- _INSTRUCTIONS TO FOLLOW_:
Repeat every record below exactly, leaving out the pictures.

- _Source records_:
● ● ● ● ●
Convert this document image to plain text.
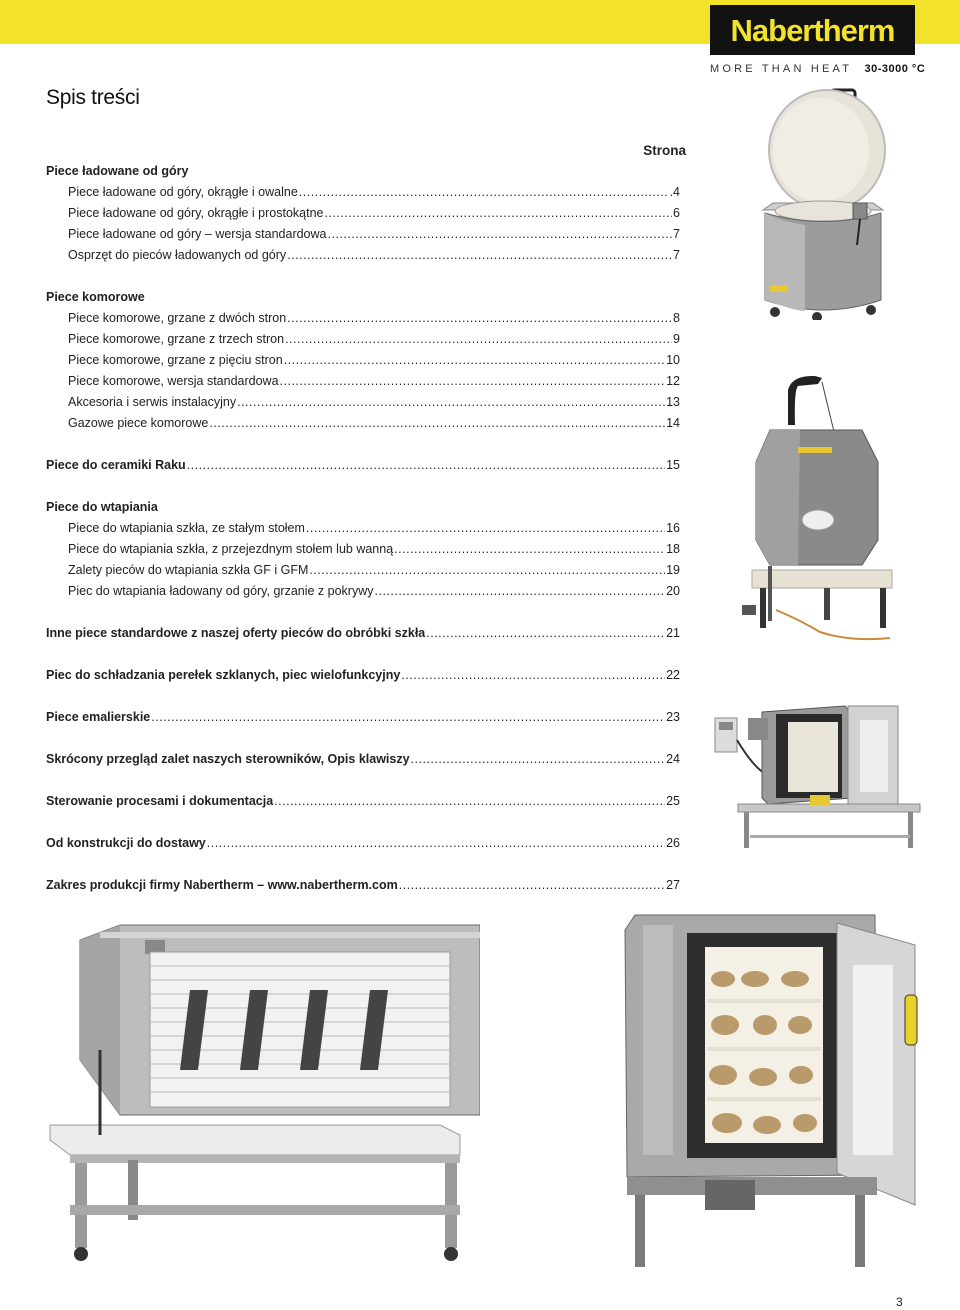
Nabertherm
MORE THAN HEAT 30-3000 °C
Spis treści
Strona
Piece ładowane od góry
Piece ładowane od góry, okrągłe i owalne .....	.4
Piece ładowane od góry, okrągłe i prostokątne .....	6
Piece ładowane od góry – wersja standardowa .....	7
Osprzęt do pieców ładowanych od góry .....	7
Piece komorowe
Piece komorowe, grzane z dwóch stron .....	8
Piece komorowe, grzane z trzech stron .....	9
Piece komorowe, grzane z pięciu stron .....	10
Piece komorowe, wersja standardowa .....	12
Akcesoria i serwis instalacyjny .....	13
Gazowe piece komorowe .....	14
Piece do ceramiki Raku .....	15
Piece do wtapiania
Piece do wtapiania szkła, ze stałym stołem .....	16
Piece do wtapiania szkła, z przejezdnym stołem lub wanną .....	18
Zalety pieców do wtapiania szkła GF i GFM .....	19
Piec do wtapiania ładowany od góry, grzanie z pokrywy .....	20
Inne piece standardowe z naszej oferty pieców do obróbki szkła .....	21
Piec do schładzania perełek szklanych, piec wielofunkcyjny .....	22
Piece emalierskie .....	23
Skrócony przegląd zalet naszych sterowników, Opis klawiszy .....	24
Sterowanie procesami i dokumentacja .....	25
Od konstrukcji do dostawy .....	26
Zakres produkcji firmy Nabertherm – www.nabertherm.com .....	27
3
● ● ● ● ●
- _RESULT OF THE TASK_:
Convert this document image to plain text.
Nabertherm
MORE THAN HEAT 30-3000 °C
Spis treści
Strona
Piece ładowane od góry
Piece ładowane od góry, okrągłe i owalne .....	.4
Piece ładowane od góry, okrągłe i prostokątne .....	6
Piece ładowane od góry – wersja standardowa .....	7
Osprzęt do pieców ładowanych od góry .....	7
Piece komorowe
Piece komorowe, grzane z dwóch stron .....	8
Piece komorowe, grzane z trzech stron .....	9
Piece komorowe, grzane z pięciu stron .....	10
Piece komorowe, wersja standardowa .....	12
Akcesoria i serwis instalacyjny .....	13
Gazowe piece komorowe .....	14
Piece do ceramiki Raku .....	15
Piece do wtapiania
Piece do wtapiania szkła, ze stałym stołem .....	16
Piece do wtapiania szkła, z przejezdnym stołem lub wanną .....	18
Zalety pieców do wtapiania szkła GF i GFM .....	19
Piec do wtapiania ładowany od góry, grzanie z pokrywy .....	20
Inne piece standardowe z naszej oferty pieców do obróbki szkła .....	21
Piec do schładzania perełek szklanych, piec wielofunkcyjny .....	22
Piece emalierskie .....	23
Skrócony przegląd zalet naszych sterowników, Opis klawiszy .....	24
Sterowanie procesami i dokumentacja .....	25
Od konstrukcji do dostawy .....	26
Zakres produkcji firmy Nabertherm – www.nabertherm.com .....	27
3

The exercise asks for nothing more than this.